■ **Job**
Pull out from the material below all lines with "экотоваров".

■ **Dataset records**

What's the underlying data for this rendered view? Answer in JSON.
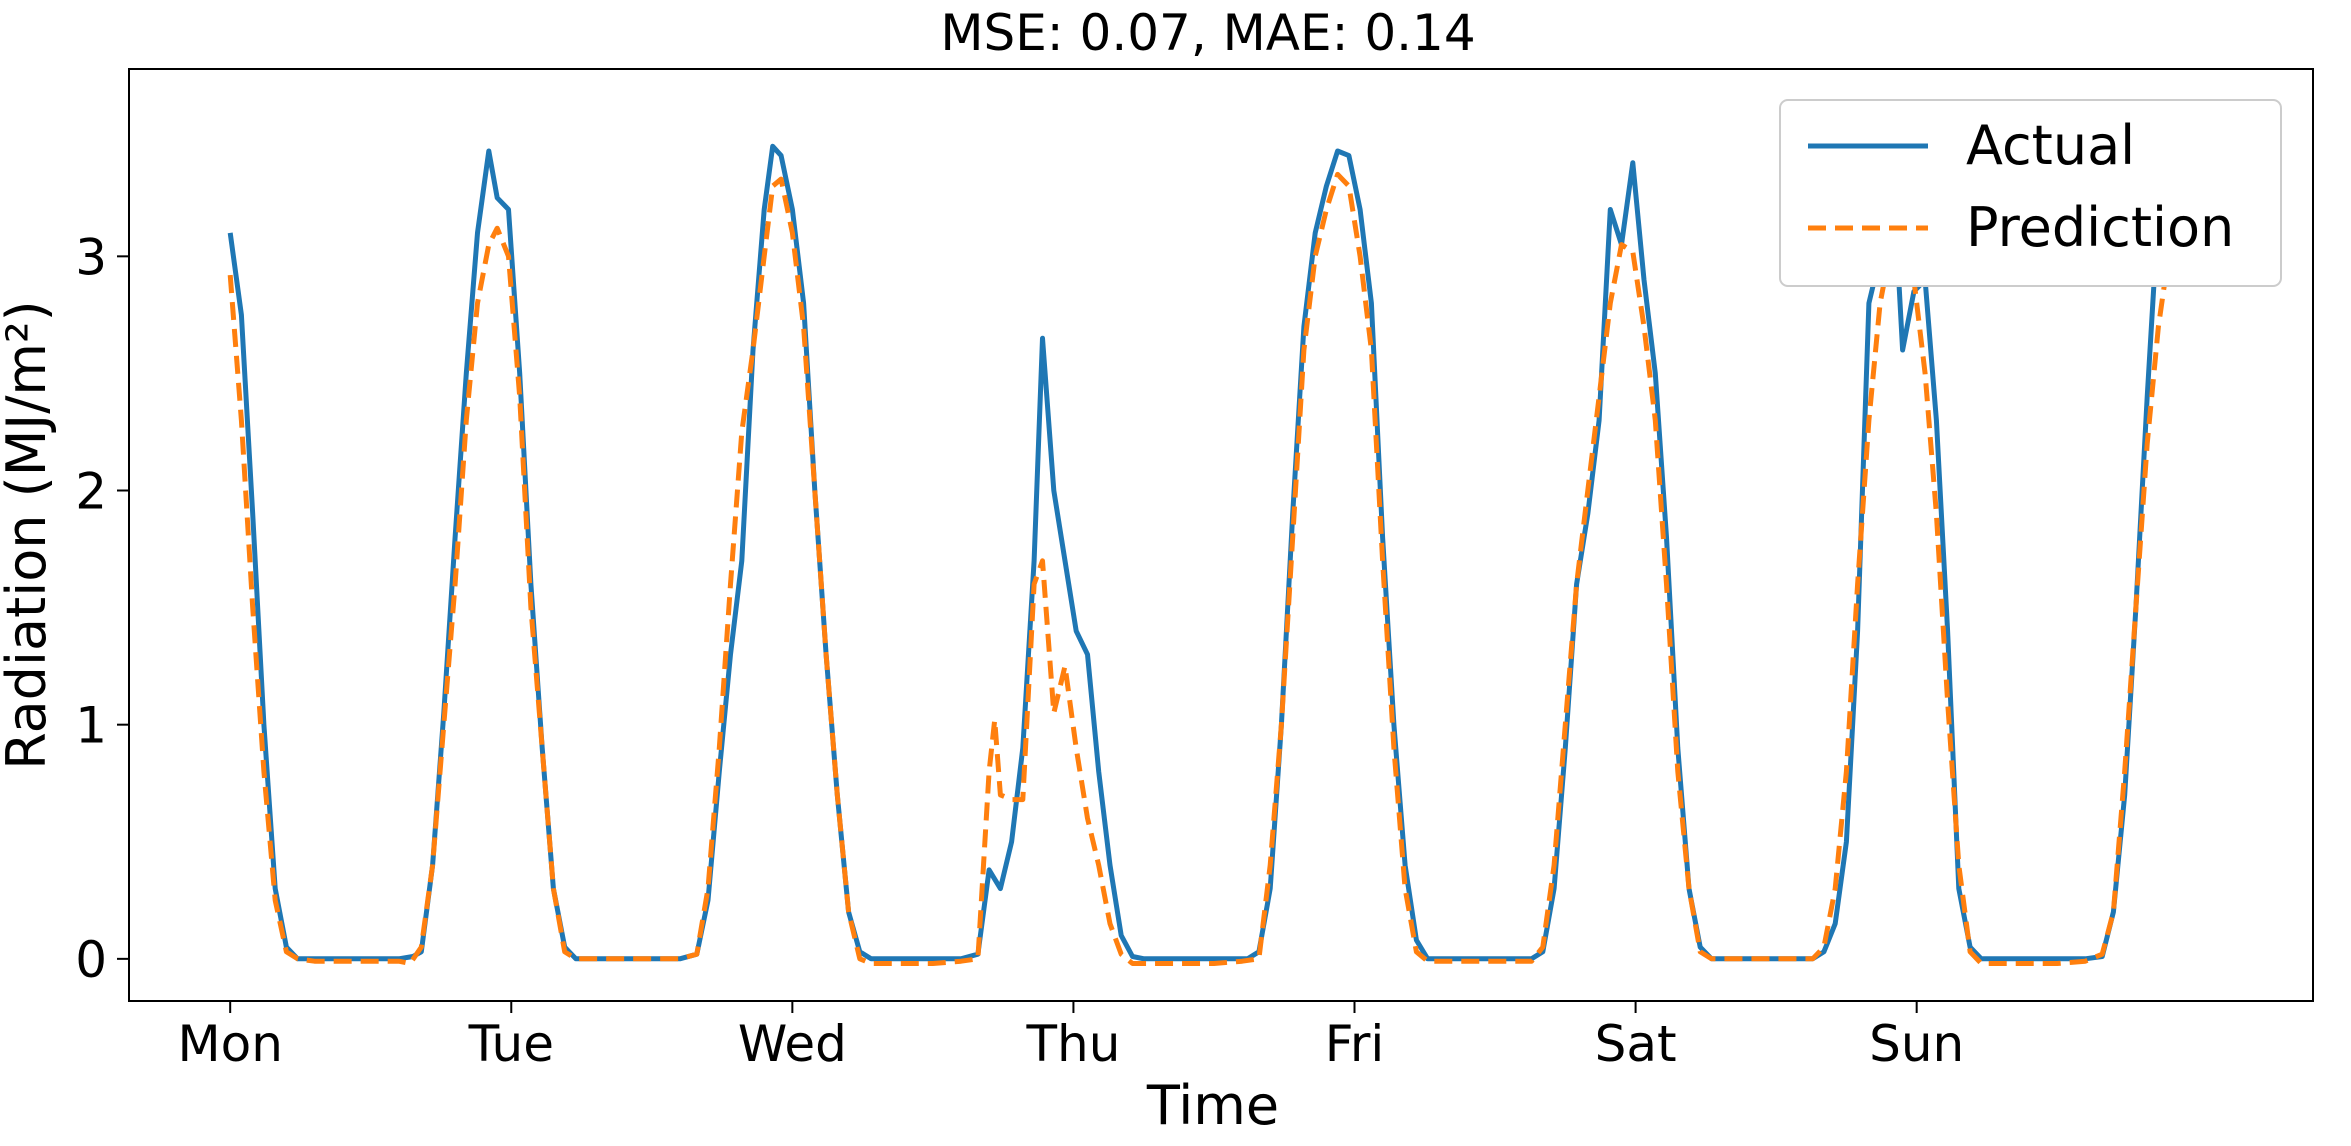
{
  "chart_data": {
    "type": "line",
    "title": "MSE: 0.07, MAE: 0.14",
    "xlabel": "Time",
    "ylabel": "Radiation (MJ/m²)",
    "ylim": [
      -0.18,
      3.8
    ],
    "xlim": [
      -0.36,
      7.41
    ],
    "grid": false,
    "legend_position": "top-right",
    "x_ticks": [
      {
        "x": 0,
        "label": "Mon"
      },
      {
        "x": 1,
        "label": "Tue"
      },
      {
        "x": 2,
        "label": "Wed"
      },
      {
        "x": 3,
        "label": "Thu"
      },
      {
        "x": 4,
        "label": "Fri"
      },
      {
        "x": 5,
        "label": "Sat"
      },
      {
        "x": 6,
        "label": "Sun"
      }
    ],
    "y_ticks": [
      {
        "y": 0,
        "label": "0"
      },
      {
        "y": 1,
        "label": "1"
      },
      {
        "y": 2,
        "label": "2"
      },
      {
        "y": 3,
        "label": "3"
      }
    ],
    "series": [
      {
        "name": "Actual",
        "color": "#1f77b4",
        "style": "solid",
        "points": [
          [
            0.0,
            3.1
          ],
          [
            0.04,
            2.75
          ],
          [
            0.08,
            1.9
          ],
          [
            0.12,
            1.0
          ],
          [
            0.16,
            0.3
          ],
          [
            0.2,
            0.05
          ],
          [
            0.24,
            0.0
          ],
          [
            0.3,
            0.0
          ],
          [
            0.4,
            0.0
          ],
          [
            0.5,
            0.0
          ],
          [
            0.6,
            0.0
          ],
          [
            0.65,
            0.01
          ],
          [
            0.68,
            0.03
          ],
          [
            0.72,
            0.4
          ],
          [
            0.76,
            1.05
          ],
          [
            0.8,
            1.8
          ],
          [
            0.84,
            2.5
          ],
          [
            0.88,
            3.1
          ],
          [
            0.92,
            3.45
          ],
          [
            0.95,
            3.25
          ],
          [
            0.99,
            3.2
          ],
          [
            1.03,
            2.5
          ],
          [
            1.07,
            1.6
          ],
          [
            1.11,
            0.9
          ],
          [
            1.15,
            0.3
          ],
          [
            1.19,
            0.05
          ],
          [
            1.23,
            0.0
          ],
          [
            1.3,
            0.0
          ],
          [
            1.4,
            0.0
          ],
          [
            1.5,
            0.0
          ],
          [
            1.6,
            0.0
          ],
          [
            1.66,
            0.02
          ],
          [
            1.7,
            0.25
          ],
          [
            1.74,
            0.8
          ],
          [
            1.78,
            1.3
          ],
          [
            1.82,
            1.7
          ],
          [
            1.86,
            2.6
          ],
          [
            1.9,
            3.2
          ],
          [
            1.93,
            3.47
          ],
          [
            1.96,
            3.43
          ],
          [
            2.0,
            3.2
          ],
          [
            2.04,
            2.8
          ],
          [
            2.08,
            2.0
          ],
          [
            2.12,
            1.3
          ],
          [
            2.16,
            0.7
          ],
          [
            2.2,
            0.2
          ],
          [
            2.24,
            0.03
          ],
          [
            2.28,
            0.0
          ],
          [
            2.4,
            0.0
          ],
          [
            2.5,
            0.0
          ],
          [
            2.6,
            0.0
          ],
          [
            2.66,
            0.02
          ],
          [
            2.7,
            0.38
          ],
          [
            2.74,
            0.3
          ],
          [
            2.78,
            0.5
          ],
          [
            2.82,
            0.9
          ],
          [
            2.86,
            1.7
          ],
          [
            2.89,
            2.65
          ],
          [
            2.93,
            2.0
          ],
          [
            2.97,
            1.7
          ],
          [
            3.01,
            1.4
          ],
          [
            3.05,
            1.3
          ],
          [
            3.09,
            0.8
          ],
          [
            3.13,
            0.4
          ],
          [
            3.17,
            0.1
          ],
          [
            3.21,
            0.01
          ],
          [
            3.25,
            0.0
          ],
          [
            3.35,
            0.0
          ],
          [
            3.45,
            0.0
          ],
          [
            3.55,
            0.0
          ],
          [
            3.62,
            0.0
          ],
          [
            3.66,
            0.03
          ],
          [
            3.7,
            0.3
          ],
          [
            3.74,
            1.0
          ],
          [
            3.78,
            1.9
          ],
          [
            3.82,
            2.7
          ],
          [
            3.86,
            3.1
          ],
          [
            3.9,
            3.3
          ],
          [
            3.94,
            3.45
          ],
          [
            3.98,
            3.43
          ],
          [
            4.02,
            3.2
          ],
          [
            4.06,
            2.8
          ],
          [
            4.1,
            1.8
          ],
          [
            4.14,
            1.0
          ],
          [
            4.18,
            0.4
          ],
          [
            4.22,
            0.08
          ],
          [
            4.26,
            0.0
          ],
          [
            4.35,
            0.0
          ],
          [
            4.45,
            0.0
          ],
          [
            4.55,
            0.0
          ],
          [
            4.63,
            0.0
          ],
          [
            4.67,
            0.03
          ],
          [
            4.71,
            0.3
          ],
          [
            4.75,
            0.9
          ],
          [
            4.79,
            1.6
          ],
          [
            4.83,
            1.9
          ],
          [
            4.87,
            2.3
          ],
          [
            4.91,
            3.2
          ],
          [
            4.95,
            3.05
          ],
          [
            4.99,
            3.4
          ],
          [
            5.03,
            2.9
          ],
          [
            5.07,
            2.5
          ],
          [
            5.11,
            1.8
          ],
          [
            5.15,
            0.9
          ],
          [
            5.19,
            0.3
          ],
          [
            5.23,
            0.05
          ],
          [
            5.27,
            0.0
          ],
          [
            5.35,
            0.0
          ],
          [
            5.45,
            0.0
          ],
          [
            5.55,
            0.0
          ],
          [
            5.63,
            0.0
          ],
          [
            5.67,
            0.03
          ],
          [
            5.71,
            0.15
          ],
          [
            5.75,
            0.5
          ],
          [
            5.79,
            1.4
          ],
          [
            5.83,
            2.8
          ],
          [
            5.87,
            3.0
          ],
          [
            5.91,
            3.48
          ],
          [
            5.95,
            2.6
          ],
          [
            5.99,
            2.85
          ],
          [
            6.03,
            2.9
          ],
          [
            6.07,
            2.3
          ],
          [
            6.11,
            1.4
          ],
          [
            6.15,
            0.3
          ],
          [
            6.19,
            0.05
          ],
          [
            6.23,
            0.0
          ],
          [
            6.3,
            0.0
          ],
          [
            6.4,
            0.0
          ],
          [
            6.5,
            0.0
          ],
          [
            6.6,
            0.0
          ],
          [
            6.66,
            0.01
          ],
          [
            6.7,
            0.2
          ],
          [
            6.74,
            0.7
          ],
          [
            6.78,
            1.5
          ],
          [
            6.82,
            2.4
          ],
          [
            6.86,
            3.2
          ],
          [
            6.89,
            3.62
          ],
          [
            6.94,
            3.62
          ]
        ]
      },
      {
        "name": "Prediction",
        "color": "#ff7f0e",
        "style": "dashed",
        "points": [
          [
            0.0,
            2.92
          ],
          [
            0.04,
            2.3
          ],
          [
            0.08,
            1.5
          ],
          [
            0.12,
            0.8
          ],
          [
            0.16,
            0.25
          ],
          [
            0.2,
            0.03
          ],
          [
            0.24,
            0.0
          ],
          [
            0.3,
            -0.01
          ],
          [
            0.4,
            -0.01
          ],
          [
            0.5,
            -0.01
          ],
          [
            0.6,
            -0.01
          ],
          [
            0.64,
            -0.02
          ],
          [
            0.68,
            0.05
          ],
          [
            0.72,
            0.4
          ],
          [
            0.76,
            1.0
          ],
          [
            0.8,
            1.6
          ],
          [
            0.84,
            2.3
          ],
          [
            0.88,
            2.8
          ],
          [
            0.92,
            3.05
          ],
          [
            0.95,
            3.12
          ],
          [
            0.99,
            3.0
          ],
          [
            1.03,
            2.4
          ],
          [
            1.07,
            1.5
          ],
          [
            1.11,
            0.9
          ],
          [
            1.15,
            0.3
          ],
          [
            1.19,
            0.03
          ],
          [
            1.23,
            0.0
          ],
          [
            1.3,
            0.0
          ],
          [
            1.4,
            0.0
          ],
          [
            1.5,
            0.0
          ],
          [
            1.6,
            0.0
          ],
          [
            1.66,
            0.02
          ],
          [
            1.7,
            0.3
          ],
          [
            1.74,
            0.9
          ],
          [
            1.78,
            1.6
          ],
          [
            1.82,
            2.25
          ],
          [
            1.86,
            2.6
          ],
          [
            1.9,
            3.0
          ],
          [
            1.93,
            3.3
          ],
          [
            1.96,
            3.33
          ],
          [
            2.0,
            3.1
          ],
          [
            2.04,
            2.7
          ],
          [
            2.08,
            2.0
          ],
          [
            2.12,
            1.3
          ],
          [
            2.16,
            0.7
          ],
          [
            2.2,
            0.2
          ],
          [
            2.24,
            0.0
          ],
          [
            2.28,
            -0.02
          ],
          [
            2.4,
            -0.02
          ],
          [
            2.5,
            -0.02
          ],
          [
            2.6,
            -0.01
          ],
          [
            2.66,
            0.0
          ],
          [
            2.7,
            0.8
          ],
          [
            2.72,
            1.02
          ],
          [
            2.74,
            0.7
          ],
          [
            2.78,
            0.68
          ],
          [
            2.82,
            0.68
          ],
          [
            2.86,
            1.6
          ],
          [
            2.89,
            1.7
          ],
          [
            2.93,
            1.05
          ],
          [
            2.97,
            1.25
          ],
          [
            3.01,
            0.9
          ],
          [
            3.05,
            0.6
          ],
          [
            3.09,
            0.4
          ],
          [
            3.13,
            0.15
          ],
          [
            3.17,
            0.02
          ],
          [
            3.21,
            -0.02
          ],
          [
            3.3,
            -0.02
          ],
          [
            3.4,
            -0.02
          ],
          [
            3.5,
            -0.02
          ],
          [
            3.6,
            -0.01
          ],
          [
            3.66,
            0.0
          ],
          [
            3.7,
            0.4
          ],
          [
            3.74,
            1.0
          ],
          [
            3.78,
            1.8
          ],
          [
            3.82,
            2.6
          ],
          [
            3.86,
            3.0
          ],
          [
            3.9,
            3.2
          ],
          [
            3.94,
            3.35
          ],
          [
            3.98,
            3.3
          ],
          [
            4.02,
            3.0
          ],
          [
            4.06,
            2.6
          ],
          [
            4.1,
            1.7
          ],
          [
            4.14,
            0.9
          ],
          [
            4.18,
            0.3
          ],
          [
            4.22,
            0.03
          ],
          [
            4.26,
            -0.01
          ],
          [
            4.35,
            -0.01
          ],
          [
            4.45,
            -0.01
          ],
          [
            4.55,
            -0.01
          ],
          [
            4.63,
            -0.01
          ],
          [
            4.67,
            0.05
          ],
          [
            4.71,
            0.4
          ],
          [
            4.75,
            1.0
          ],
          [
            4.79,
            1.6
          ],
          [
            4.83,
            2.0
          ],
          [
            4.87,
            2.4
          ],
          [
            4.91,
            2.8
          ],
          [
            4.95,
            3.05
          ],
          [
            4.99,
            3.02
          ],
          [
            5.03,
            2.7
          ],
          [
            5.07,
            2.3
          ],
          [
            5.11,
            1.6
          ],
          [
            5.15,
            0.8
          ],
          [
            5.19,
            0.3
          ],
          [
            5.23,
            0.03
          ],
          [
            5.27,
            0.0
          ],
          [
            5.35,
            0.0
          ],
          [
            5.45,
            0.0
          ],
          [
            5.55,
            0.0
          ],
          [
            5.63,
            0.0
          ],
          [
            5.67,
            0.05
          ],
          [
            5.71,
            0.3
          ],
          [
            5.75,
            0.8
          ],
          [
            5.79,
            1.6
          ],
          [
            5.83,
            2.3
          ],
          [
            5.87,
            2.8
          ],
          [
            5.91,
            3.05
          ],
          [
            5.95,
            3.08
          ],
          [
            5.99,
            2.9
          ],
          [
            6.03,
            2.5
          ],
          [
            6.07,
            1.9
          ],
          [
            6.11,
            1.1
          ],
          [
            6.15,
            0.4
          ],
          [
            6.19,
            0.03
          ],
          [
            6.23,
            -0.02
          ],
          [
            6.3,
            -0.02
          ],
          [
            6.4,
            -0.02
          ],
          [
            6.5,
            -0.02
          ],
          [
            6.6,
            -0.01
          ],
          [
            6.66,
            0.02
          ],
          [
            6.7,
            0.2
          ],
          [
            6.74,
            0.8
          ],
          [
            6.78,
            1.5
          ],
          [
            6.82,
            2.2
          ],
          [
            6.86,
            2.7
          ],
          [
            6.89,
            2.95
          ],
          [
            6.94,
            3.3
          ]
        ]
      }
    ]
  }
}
==
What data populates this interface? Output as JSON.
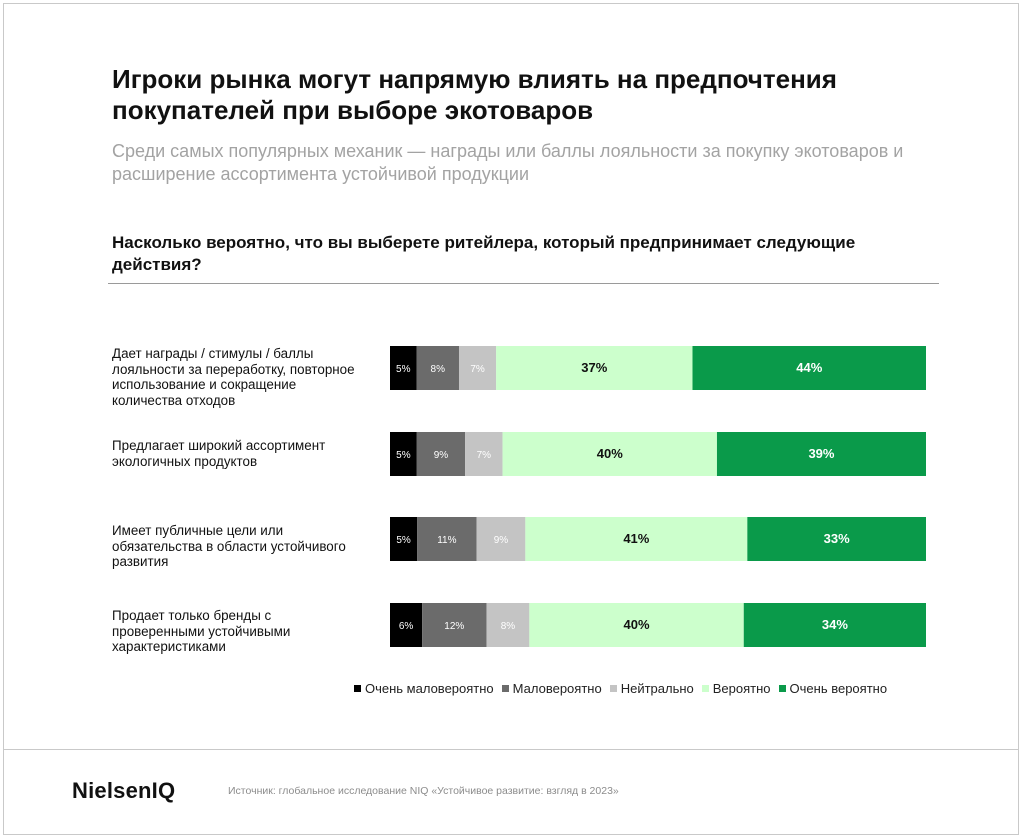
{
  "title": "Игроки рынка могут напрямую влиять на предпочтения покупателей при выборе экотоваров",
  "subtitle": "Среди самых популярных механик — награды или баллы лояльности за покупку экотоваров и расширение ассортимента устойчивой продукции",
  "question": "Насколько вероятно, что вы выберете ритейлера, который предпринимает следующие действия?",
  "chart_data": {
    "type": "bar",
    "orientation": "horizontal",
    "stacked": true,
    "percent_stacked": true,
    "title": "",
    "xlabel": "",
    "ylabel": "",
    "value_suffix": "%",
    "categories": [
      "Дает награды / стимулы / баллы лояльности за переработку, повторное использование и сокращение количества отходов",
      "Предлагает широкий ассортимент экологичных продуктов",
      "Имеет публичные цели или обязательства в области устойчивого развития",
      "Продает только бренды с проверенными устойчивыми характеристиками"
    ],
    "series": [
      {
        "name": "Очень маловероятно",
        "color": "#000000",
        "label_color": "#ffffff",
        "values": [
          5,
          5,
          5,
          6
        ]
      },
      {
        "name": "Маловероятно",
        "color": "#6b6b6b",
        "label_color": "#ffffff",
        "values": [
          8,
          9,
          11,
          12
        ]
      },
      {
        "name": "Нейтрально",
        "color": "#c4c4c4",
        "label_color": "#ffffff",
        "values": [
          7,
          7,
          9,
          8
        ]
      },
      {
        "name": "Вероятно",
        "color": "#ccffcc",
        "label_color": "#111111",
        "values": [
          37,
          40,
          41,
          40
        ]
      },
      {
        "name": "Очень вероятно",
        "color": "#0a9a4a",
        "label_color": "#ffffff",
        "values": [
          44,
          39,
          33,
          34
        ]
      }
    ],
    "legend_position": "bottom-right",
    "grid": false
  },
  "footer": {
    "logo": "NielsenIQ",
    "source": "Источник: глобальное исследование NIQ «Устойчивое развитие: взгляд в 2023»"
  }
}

■ **Result below**
  "title": "Игроки рынка могут напрямую влиять на предпочтения покупателей при выборе экотоваров",
  "subtitle": "Среди самых популярных механик — награды или баллы лояльности за покупку экотоваров и расширение ассортимента устойчивой продукции",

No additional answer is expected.